Directive |
Copy out every line of the items below, character for character and without changes.

Material for the task |
-- Start --
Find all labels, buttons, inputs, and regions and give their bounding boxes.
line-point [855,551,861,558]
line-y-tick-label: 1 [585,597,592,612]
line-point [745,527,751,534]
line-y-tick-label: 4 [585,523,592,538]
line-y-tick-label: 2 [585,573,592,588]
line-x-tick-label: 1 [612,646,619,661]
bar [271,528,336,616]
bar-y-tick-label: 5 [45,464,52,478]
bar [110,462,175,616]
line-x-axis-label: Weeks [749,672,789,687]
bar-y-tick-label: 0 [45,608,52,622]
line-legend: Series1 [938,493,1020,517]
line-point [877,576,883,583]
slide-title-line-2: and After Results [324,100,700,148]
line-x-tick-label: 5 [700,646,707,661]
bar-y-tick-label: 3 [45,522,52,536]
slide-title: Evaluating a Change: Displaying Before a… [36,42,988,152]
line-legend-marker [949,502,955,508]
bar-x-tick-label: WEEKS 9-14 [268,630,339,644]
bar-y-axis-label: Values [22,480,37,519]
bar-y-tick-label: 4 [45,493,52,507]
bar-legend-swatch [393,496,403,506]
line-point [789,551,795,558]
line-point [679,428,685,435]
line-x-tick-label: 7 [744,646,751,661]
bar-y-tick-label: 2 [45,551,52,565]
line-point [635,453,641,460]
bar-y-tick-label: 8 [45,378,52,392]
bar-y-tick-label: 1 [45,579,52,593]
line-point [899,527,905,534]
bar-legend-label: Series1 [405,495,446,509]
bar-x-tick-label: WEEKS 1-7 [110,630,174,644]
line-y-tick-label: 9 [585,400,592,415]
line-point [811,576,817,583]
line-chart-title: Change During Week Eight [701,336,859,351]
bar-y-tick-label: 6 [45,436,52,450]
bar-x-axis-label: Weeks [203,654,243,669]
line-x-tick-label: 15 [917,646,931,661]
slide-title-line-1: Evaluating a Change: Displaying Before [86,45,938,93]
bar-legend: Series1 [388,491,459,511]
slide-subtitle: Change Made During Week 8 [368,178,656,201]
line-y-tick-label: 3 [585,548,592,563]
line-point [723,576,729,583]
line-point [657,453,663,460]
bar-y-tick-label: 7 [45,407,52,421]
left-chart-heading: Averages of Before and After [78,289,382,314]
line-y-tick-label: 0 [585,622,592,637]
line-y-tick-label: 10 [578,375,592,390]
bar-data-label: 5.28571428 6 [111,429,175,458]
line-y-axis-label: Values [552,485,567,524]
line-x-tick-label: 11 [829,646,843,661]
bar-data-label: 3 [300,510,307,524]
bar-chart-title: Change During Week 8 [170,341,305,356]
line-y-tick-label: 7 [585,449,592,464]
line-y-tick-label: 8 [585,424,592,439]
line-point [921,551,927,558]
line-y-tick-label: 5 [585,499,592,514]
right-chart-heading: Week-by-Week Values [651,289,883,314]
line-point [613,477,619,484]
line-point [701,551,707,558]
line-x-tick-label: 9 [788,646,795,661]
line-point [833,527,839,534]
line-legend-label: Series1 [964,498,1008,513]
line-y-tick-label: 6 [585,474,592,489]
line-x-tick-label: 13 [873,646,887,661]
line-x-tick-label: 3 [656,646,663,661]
-- End --
Solution to this problem |
Find all labels, buttons, inputs, and regions and give their bounding boxes.
line-point [855,551,861,558]
line-y-tick-label: 1 [585,597,592,612]
line-point [745,527,751,534]
line-y-tick-label: 4 [585,523,592,538]
line-y-tick-label: 2 [585,573,592,588]
line-x-tick-label: 1 [612,646,619,661]
bar [271,528,336,616]
bar-y-tick-label: 5 [45,464,52,478]
bar [110,462,175,616]
line-x-axis-label: Weeks [749,672,789,687]
bar-y-tick-label: 0 [45,608,52,622]
line-legend: Series1 [938,493,1020,517]
line-point [877,576,883,583]
slide-title-line-2: and After Results [324,100,700,148]
line-x-tick-label: 5 [700,646,707,661]
bar-y-tick-label: 3 [45,522,52,536]
slide-title: Evaluating a Change: Displaying Before a… [36,42,988,152]
line-legend-marker [949,502,955,508]
bar-x-tick-label: WEEKS 9-14 [268,630,339,644]
bar-y-axis-label: Values [22,480,37,519]
bar-y-tick-label: 4 [45,493,52,507]
bar-legend-swatch [393,496,403,506]
line-point [789,551,795,558]
line-point [679,428,685,435]
line-x-tick-label: 7 [744,646,751,661]
bar-y-tick-label: 2 [45,551,52,565]
line-point [635,453,641,460]
bar-y-tick-label: 8 [45,378,52,392]
bar-y-tick-label: 1 [45,579,52,593]
line-point [899,527,905,534]
bar-legend-label: Series1 [405,495,446,509]
bar-x-tick-label: WEEKS 1-7 [110,630,174,644]
line-y-tick-label: 9 [585,400,592,415]
line-point [811,576,817,583]
line-chart-title: Change During Week Eight [701,336,859,351]
bar-y-tick-label: 6 [45,436,52,450]
bar-x-axis-label: Weeks [203,654,243,669]
line-x-tick-label: 15 [917,646,931,661]
slide-title-line-1: Evaluating a Change: Displaying Before [86,45,938,93]
bar-legend: Series1 [388,491,459,511]
slide-subtitle: Change Made During Week 8 [368,178,656,201]
line-y-tick-label: 3 [585,548,592,563]
line-point [723,576,729,583]
line-point [657,453,663,460]
bar-y-tick-label: 7 [45,407,52,421]
left-chart-heading: Averages of Before and After [78,289,382,314]
line-y-tick-label: 0 [585,622,592,637]
line-y-tick-label: 10 [578,375,592,390]
bar-data-label: 5.28571428 6 [111,429,175,458]
line-y-axis-label: Values [552,485,567,524]
line-x-tick-label: 11 [829,646,843,661]
bar-data-label: 3 [300,510,307,524]
bar-chart-title: Change During Week 8 [170,341,305,356]
line-y-tick-label: 7 [585,449,592,464]
line-y-tick-label: 8 [585,424,592,439]
line-point [921,551,927,558]
line-y-tick-label: 5 [585,499,592,514]
right-chart-heading: Week-by-Week Values [651,289,883,314]
line-point [613,477,619,484]
line-point [701,551,707,558]
line-x-tick-label: 9 [788,646,795,661]
line-point [833,527,839,534]
line-legend-label: Series1 [964,498,1008,513]
line-y-tick-label: 6 [585,474,592,489]
line-x-tick-label: 13 [873,646,887,661]
line-x-tick-label: 3 [656,646,663,661]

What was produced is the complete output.